* **Task**: From the records below, take each line where the string "code" shows up and copy it.

Dataset records on visual material:
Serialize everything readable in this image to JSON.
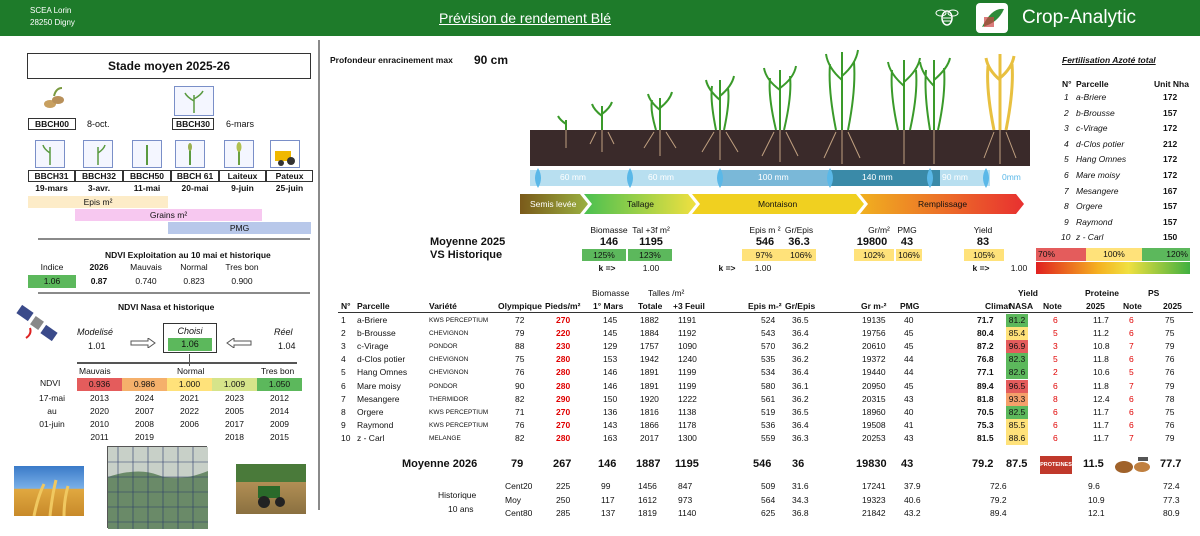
{
  "header": {
    "farm_name": "SCEA Lorin",
    "farm_address": "28250 Digny",
    "title": "Prévision de rendement  Blé",
    "brand": "Crop-Analytic"
  },
  "left": {
    "stage_title": "Stade moyen 2025-26",
    "bbch_top": [
      {
        "code": "BBCH00",
        "date": "8-oct."
      },
      {
        "code": "BBCH30",
        "date": "6-mars"
      }
    ],
    "bbch_row": [
      {
        "code": "BBCH31",
        "date": "19-mars"
      },
      {
        "code": "BBCH32",
        "date": "3-avr."
      },
      {
        "code": "BBCH50",
        "date": "11-mai"
      },
      {
        "code": "BBCH 61",
        "date": "20-mai"
      },
      {
        "code": "Laiteux",
        "date": "9-juin"
      },
      {
        "code": "Pateux",
        "date": "25-juin"
      }
    ],
    "phase_bars": [
      "Epis m²",
      "Grains m²",
      "PMG"
    ],
    "ndvi_title": "NDVI Exploitation au 10 mai et historique",
    "ndvi_headers": [
      "Indice",
      "2026",
      "Mauvais",
      "Normal",
      "Tres bon"
    ],
    "ndvi_values": [
      "1.06",
      "0.87",
      "0.740",
      "0.823",
      "0.900"
    ],
    "nasa_title": "NDVI Nasa  et historique",
    "modelise_label": "Modelisé",
    "modelise_value": "1.01",
    "choisi_label": "Choisi",
    "choisi_value": "1.06",
    "reel_label": "Réel",
    "reel_value": "1.04",
    "scale_labels": [
      "Mauvais",
      "Normal",
      "Tres bon"
    ],
    "ndvi_row_label": "NDVI",
    "ndvi_scale": [
      "0.936",
      "0.986",
      "1.000",
      "1.009",
      "1.050"
    ],
    "period_labels": [
      "17-mai",
      "au",
      "01-juin",
      "",
      ""
    ],
    "years": [
      [
        "2013",
        "2024",
        "2021",
        "2023",
        "2012"
      ],
      [
        "2020",
        "2007",
        "2022",
        "2005",
        "2014"
      ],
      [
        "2010",
        "2008",
        "2006",
        "2017",
        "2009"
      ],
      [
        "2011",
        "2019",
        "",
        "2018",
        "2015"
      ]
    ]
  },
  "center": {
    "root_label": "Profondeur enracinement max",
    "root_value": "90 cm",
    "water_mm": [
      "60 mm",
      "60 mm",
      "100 mm",
      "140 mm",
      "90 mm",
      "0mm"
    ],
    "phases": [
      "Semis levée",
      "Tallage",
      "Montaison",
      "Remplissage"
    ],
    "avg2025_label": "Moyenne 2025",
    "vs_label": "VS Historique",
    "k_label": "k =>",
    "summary_headers": {
      "biomasse": "Biomasse",
      "tal": "Tal +3f m²",
      "epis": "Epis m ²",
      "grepis": "Gr/Epis",
      "grm2": "Gr/m²",
      "pmg": "PMG",
      "yield": "Yield"
    },
    "summary_values": {
      "biomasse": "146",
      "tal": "1195",
      "epis": "546",
      "grepis": "36.3",
      "grm2": "19800",
      "pmg": "43",
      "yield": "83"
    },
    "summary_pct": {
      "biomasse": "125%",
      "tal": "123%",
      "epis": "97%",
      "grepis": "106%",
      "grm2": "102%",
      "pmg": "106%",
      "yield": "105%"
    },
    "k_values": [
      "1.00",
      "1.00",
      "1.00"
    ],
    "gradient_labels": [
      "70%",
      "100%",
      "120%"
    ],
    "table_group_headers": {
      "biomasse": "Biomasse",
      "talles": "Talles /m²",
      "yield": "Yield",
      "proteine": "Proteine",
      "ps": "PS"
    },
    "table_headers": [
      "N°",
      "Parcelle",
      "Variété",
      "Olympique",
      "Pieds/m²",
      "1° Mars",
      "Totale",
      "+3 Feuil",
      "Epis m-²",
      "Gr/Epis",
      "Gr m-²",
      "PMG",
      "Climat",
      "NASA",
      "Note",
      "2025",
      "Note",
      "2025"
    ],
    "rows": [
      [
        "1",
        "a-Briere",
        "KWS PERCEPTIUM",
        "72",
        "270",
        "145",
        "1882",
        "1191",
        "524",
        "36.5",
        "19135",
        "40",
        "71.7",
        "81.2",
        "6",
        "11.7",
        "6",
        "75"
      ],
      [
        "2",
        "b-Brousse",
        "CHEVIGNON",
        "79",
        "220",
        "145",
        "1884",
        "1192",
        "543",
        "36.4",
        "19756",
        "45",
        "80.4",
        "85.4",
        "5",
        "11.2",
        "6",
        "75"
      ],
      [
        "3",
        "c-Virage",
        "PONDOR",
        "88",
        "230",
        "129",
        "1757",
        "1090",
        "570",
        "36.2",
        "20610",
        "45",
        "87.2",
        "96.9",
        "3",
        "10.8",
        "7",
        "79"
      ],
      [
        "4",
        "d-Clos potier",
        "CHEVIGNON",
        "75",
        "280",
        "153",
        "1942",
        "1240",
        "535",
        "36.2",
        "19372",
        "44",
        "76.8",
        "82.3",
        "5",
        "11.8",
        "6",
        "76"
      ],
      [
        "5",
        "Hang Omnes",
        "CHEVIGNON",
        "76",
        "280",
        "146",
        "1891",
        "1199",
        "534",
        "36.4",
        "19440",
        "44",
        "77.1",
        "82.6",
        "2",
        "10.6",
        "5",
        "76"
      ],
      [
        "6",
        "Mare moisy",
        "PONDOR",
        "90",
        "280",
        "146",
        "1891",
        "1199",
        "580",
        "36.1",
        "20950",
        "45",
        "89.4",
        "96.5",
        "6",
        "11.8",
        "7",
        "79"
      ],
      [
        "7",
        "Mesangere",
        "THERMIDOR",
        "82",
        "290",
        "150",
        "1920",
        "1222",
        "561",
        "36.2",
        "20315",
        "43",
        "81.8",
        "93.3",
        "8",
        "12.4",
        "6",
        "78"
      ],
      [
        "8",
        "Orgere",
        "KWS PERCEPTIUM",
        "71",
        "270",
        "136",
        "1816",
        "1138",
        "519",
        "36.5",
        "18960",
        "40",
        "70.5",
        "82.5",
        "6",
        "11.7",
        "6",
        "75"
      ],
      [
        "9",
        "Raymond",
        "KWS PERCEPTIUM",
        "76",
        "270",
        "143",
        "1866",
        "1178",
        "536",
        "36.4",
        "19508",
        "41",
        "75.3",
        "85.5",
        "6",
        "11.7",
        "6",
        "76"
      ],
      [
        "10",
        "z - Carl",
        "MELANGE",
        "82",
        "280",
        "163",
        "2017",
        "1300",
        "559",
        "36.3",
        "20253",
        "43",
        "81.5",
        "88.6",
        "6",
        "11.7",
        "7",
        "79"
      ]
    ],
    "avg2026_label": "Moyenne 2026",
    "avg2026": [
      "79",
      "267",
      "146",
      "1887",
      "1195",
      "546",
      "36",
      "19830",
      "43",
      "79.2",
      "87.5",
      "11.5",
      "77.7"
    ],
    "proteines_badge": "PROTEINES",
    "hist_label": "Historique",
    "hist_sub": "10 ans",
    "hist_rows": [
      [
        "Cent20",
        "225",
        "99",
        "1456",
        "847",
        "509",
        "31.6",
        "17241",
        "37.9",
        "72.6",
        "9.6",
        "72.4"
      ],
      [
        "Moy",
        "250",
        "117",
        "1612",
        "973",
        "564",
        "34.3",
        "19323",
        "40.6",
        "79.2",
        "10.9",
        "77.3"
      ],
      [
        "Cent80",
        "285",
        "137",
        "1819",
        "1140",
        "625",
        "36.8",
        "21842",
        "43.2",
        "89.4",
        "12.1",
        "80.9"
      ]
    ]
  },
  "fert": {
    "title": "Fertilisation Azoté total",
    "headers": [
      "N°",
      "Parcelle",
      "Unit Nha"
    ],
    "rows": [
      [
        "1",
        "a-Briere",
        "172"
      ],
      [
        "2",
        "b-Brousse",
        "157"
      ],
      [
        "3",
        "c-Virage",
        "172"
      ],
      [
        "4",
        "d-Clos potier",
        "212"
      ],
      [
        "5",
        "Hang Omnes",
        "172"
      ],
      [
        "6",
        "Mare moisy",
        "172"
      ],
      [
        "7",
        "Mesangere",
        "167"
      ],
      [
        "8",
        "Orgere",
        "157"
      ],
      [
        "9",
        "Raymond",
        "157"
      ],
      [
        "10",
        "z - Carl",
        "150"
      ]
    ]
  },
  "colors": {
    "header_green": "#1e7b2a",
    "good_green": "#5cb85c",
    "bad_red": "#e45c5c",
    "orange": "#f5b06b",
    "yellow": "#ffe27a"
  }
}
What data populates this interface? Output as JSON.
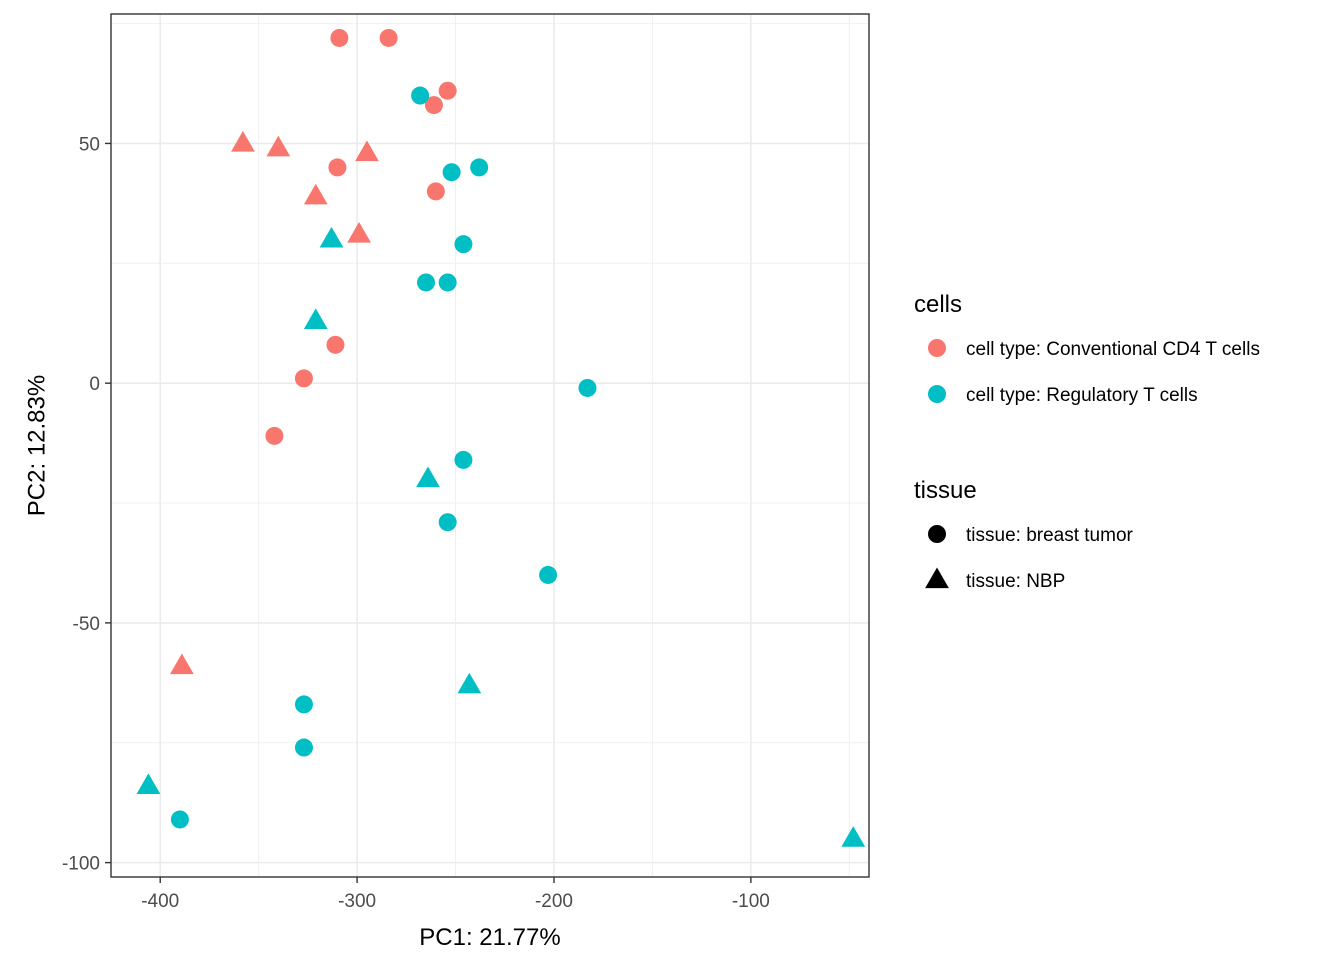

* **Your response**:
        "code": "BBCH00",
        "code": "BBCH30",
        "code": "BBCH31",
        "code": "BBCH32",
        "code": "BBCH50",
        "code": "BBCH 61",
        "code": "Laiteux",
        "code": "Pateux",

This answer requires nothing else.